Перепишите в виде JSON-списка строк всё, что идёт от начала материала вплоть до строки с "location-label: 680m — [1673, 187, 1727, 210]" включительно. Каждая строка должна стать отдельной строкой списка, а пустые строки нужно пропустить.

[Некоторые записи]
┌──
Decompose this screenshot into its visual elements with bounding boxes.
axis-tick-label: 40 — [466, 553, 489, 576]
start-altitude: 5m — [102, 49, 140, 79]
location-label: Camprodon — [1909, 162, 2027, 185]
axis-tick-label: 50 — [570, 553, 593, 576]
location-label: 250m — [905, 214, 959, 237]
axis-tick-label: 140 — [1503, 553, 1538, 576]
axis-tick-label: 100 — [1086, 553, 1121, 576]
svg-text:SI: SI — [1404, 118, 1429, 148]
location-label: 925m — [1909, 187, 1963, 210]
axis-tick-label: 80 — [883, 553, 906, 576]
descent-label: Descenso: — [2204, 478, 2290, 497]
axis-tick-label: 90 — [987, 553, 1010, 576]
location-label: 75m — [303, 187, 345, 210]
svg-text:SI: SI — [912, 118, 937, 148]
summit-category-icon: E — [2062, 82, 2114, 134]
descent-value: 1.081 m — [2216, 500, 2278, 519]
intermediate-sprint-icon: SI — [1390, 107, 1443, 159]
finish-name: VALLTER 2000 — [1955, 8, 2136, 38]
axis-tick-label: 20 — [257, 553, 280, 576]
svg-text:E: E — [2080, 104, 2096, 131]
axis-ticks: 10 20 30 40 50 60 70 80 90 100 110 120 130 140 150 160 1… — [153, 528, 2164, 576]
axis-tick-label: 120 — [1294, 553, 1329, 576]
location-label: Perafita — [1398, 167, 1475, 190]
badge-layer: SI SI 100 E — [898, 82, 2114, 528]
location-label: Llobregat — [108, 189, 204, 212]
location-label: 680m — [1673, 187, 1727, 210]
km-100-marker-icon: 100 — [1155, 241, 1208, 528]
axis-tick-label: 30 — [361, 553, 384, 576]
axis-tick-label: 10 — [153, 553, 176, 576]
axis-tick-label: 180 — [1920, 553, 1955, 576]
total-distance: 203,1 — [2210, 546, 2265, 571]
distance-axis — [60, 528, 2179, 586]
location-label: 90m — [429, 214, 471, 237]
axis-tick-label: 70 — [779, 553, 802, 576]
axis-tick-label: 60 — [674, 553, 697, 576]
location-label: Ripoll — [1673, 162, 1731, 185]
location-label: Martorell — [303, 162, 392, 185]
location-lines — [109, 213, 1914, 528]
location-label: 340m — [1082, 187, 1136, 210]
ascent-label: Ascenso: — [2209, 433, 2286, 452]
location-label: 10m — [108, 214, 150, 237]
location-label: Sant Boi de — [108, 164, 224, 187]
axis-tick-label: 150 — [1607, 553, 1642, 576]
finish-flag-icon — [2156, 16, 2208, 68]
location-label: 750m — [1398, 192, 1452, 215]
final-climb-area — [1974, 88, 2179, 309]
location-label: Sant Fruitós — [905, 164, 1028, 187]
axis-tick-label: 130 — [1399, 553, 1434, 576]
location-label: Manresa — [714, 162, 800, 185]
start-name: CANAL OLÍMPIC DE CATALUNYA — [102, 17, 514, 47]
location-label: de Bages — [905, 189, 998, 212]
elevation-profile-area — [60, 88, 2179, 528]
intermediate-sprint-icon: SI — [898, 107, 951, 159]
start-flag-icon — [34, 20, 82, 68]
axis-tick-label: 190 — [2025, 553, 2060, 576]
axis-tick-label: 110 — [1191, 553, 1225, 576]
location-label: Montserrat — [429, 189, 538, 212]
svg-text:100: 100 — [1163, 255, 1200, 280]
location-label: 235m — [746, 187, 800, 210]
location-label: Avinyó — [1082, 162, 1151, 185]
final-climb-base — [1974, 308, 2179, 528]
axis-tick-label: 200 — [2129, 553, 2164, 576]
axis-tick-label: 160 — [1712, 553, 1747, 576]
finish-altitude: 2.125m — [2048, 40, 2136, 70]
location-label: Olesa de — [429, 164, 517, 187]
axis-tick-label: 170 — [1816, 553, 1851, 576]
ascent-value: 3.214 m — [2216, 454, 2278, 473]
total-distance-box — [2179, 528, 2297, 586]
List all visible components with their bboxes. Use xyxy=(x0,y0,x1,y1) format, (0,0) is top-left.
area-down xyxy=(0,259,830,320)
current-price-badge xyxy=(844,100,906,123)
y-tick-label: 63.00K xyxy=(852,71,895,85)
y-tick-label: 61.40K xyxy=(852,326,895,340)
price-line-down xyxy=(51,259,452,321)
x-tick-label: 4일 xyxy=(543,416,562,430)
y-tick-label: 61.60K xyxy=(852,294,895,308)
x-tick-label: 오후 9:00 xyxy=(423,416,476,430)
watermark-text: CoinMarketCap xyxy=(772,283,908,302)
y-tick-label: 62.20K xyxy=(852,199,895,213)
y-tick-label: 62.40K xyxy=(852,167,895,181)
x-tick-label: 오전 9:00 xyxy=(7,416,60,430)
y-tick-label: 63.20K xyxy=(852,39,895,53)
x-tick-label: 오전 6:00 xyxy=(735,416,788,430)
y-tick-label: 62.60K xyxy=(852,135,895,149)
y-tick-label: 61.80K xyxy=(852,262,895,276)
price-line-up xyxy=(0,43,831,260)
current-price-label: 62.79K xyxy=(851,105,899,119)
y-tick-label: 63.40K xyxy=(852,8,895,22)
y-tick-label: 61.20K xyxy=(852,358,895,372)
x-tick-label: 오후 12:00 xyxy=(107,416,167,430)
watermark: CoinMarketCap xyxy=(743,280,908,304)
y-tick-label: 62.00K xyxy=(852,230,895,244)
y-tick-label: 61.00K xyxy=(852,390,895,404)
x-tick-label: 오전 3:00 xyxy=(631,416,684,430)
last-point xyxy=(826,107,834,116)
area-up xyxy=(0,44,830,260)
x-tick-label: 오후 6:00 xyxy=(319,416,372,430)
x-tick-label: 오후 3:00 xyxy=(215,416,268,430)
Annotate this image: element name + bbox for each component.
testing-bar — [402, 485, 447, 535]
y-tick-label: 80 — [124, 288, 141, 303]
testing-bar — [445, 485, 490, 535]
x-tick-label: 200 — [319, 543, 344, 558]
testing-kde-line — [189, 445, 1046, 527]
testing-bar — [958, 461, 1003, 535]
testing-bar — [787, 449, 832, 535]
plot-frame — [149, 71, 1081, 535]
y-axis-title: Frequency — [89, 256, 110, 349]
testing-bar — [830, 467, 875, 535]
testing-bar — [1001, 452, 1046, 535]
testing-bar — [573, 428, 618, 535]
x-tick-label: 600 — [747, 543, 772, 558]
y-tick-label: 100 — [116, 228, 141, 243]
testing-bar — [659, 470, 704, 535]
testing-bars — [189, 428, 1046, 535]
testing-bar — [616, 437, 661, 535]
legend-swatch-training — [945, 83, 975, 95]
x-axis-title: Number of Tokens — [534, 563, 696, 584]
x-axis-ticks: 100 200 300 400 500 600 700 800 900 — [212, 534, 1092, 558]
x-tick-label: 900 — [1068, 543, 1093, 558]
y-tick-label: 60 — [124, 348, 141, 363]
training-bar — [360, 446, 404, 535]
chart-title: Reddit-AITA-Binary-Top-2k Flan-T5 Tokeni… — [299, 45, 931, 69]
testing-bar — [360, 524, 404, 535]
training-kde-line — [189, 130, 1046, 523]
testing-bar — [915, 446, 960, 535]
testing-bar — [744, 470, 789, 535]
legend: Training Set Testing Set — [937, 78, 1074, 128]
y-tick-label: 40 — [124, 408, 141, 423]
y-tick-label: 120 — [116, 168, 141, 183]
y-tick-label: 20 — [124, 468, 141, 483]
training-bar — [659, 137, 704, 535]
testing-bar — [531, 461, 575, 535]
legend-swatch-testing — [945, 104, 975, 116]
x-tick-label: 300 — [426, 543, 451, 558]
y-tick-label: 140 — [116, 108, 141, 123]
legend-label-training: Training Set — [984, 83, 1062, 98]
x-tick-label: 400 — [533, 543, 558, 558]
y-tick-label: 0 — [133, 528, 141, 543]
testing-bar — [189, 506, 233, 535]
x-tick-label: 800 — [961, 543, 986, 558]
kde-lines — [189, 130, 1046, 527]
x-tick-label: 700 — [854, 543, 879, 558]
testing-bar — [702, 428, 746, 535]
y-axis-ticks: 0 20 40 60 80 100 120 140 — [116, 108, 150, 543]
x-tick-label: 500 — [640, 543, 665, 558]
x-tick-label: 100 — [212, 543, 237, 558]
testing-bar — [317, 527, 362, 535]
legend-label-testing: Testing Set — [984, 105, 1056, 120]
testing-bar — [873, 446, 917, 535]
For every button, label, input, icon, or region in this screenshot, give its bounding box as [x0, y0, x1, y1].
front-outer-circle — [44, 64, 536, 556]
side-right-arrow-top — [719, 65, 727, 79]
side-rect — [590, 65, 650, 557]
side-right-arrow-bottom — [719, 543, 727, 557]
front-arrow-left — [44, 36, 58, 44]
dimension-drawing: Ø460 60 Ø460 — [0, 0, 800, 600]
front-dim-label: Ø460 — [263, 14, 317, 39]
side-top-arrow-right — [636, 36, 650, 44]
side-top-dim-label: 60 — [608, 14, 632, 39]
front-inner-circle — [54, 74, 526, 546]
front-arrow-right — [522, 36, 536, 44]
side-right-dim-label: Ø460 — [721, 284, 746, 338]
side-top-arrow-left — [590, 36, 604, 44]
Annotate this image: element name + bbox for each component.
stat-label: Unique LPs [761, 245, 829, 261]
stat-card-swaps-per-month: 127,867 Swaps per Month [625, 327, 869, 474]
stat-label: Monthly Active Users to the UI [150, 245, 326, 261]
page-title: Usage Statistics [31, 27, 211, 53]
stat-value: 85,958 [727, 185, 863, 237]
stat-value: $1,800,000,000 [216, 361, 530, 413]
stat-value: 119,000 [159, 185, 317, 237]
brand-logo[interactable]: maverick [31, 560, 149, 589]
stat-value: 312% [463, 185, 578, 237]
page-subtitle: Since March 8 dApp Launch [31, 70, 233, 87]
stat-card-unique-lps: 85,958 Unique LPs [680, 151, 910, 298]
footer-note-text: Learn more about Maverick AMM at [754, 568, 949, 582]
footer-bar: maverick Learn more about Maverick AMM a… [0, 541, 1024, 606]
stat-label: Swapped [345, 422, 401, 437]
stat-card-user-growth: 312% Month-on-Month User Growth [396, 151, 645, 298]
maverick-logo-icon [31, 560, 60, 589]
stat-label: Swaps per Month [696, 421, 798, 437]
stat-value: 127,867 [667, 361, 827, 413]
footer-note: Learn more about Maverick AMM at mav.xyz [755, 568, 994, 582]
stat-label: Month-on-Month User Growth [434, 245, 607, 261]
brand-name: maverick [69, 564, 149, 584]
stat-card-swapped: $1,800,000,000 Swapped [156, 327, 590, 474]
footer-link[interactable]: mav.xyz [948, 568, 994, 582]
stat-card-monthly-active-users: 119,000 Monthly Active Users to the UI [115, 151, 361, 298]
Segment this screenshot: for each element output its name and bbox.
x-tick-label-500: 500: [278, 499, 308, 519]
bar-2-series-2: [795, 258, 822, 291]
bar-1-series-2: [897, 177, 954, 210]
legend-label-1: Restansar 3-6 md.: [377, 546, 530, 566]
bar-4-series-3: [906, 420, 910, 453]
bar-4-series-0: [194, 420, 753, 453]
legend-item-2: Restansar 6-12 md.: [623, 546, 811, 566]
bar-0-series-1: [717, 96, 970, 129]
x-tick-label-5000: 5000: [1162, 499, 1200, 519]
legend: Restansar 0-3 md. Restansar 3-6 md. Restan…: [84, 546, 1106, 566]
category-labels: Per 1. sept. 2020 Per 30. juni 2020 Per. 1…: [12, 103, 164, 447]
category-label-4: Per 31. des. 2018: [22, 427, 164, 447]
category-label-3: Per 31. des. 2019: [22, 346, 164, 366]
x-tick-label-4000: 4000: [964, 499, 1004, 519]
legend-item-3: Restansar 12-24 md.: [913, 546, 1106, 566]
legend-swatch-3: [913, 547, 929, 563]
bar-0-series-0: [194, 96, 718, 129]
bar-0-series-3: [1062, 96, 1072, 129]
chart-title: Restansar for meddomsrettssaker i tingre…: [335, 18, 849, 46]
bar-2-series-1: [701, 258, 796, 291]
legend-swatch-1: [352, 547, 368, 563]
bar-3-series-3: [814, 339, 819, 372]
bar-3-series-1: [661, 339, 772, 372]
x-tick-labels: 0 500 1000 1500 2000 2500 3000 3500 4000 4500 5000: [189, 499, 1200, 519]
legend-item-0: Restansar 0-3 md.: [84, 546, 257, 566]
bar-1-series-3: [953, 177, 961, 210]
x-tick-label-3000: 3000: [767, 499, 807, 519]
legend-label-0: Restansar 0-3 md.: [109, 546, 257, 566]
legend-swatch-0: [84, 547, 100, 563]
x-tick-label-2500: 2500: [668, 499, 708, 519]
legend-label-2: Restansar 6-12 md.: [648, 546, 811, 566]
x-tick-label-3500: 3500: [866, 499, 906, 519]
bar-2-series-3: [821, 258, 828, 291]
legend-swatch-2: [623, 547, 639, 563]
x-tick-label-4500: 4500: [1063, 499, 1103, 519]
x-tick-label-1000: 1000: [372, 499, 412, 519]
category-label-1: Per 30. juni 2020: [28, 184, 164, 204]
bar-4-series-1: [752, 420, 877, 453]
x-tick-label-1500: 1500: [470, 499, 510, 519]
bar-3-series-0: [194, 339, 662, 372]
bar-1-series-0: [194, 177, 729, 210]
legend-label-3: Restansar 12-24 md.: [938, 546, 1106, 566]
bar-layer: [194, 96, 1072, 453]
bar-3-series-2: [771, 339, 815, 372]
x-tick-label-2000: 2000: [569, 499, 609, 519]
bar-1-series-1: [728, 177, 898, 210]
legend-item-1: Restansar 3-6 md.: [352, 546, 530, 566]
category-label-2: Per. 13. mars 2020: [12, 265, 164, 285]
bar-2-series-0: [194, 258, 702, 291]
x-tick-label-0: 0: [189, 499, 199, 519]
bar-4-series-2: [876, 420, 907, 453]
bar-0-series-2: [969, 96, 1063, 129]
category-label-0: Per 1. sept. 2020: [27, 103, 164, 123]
└──
Решённая задача =>
[
  "Decompose this screenshot into its visual elements with bounding boxes.",
  "axis-tick-label: 40 — [466, 553, 489, 576]",
  "start-altitude: 5m — [102, 49, 140, 79]",
  "location-label: Camprodon — [1909, 162, 2027, 185]",
  "axis-tick-label: 50 — [570, 553, 593, 576]",
  "location-label: 250m — [905, 214, 959, 237]",
  "axis-tick-label: 140 — [1503, 553, 1538, 576]",
  "axis-tick-label: 100 — [1086, 553, 1121, 576]",
  "svg-text:SI: SI — [1404, 118, 1429, 148]",
  "location-label: 925m — [1909, 187, 1963, 210]",
  "axis-tick-label: 80 — [883, 553, 906, 576]",
  "descent-label: Descenso: — [2204, 478, 2290, 497]",
  "axis-tick-label: 90 — [987, 553, 1010, 576]",
  "location-label: 75m — [303, 187, 345, 210]",
  "svg-text:SI: SI — [912, 118, 937, 148]",
  "summit-category-icon: E — [2062, 82, 2114, 134]",
  "descent-value: 1.081 m — [2216, 500, 2278, 519]",
  "intermediate-sprint-icon: SI — [1390, 107, 1443, 159]",
  "finish-name: VALLTER 2000 — [1955, 8, 2136, 38]",
  "axis-tick-label: 20 — [257, 553, 280, 576]",
  "svg-text:E: E — [2080, 104, 2096, 131]",
  "axis-ticks: 10 20 30 40 50 60 70 80 90 100 110 120 130 140 150 160 1… — [153, 528, 2164, 576]",
  "axis-tick-label: 120 — [1294, 553, 1329, 576]",
  "location-label: Perafita — [1398, 167, 1475, 190]",
  "badge-layer: SI SI 100 E — [898, 82, 2114, 528]",
  "location-label: Llobregat — [108, 189, 204, 212]",
  "location-label: 680m — [1673, 187, 1727, 210]"
]